[Saved entries]
——

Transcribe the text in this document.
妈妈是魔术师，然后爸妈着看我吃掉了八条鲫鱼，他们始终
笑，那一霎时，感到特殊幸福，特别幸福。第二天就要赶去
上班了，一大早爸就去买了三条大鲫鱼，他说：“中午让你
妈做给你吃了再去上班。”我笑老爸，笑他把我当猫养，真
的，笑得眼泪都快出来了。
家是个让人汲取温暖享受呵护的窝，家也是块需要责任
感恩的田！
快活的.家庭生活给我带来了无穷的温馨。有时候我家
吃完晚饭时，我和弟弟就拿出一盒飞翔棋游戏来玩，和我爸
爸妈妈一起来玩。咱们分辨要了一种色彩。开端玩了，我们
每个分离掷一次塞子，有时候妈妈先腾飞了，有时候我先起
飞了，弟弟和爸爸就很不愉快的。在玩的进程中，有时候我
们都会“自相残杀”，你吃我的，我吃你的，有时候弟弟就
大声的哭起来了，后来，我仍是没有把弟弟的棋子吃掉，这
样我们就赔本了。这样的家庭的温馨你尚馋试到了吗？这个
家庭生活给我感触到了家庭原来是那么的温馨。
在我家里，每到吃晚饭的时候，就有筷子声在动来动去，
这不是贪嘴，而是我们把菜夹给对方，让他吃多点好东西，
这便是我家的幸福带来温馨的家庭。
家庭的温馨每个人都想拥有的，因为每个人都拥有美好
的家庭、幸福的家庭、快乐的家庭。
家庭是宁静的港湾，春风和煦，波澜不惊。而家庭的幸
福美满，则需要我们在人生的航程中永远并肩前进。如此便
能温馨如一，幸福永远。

——

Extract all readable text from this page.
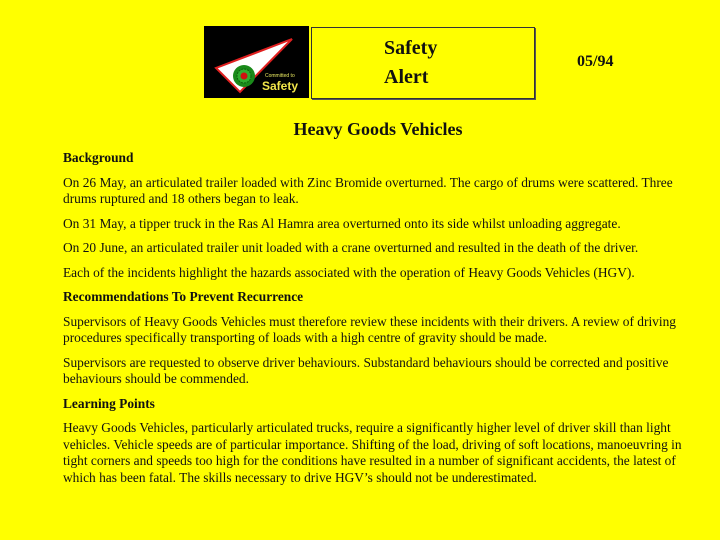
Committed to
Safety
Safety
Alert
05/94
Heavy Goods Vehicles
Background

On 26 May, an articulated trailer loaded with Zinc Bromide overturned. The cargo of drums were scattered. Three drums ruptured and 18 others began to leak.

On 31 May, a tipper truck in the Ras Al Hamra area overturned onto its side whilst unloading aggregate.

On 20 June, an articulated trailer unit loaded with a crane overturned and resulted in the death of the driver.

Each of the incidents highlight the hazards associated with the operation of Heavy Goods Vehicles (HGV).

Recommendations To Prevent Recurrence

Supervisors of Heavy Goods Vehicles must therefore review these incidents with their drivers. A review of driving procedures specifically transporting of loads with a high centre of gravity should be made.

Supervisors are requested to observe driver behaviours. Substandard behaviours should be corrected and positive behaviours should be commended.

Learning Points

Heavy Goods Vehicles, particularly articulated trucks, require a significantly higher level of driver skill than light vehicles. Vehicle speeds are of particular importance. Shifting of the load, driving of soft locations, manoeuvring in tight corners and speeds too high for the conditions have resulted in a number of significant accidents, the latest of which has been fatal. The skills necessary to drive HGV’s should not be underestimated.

——

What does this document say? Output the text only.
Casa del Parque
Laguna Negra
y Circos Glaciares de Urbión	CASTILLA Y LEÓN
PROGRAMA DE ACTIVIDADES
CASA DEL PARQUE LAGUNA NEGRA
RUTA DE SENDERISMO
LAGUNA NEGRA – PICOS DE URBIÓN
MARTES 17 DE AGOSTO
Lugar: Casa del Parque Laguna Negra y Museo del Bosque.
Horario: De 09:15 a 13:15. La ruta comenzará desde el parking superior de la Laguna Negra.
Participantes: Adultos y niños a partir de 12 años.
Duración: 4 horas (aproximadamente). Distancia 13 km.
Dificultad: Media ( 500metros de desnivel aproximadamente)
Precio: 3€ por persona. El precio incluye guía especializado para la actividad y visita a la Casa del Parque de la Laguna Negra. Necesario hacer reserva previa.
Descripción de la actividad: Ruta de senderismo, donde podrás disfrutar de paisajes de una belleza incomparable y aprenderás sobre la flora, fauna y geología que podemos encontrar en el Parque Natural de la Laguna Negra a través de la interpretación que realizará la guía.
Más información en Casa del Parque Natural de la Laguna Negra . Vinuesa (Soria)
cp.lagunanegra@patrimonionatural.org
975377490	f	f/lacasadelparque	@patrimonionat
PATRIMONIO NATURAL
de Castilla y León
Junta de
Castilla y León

——

Return only the number of lines in the data above that include the word "Supervisors".

#### [ANSWER TO THE PROBLEM]
2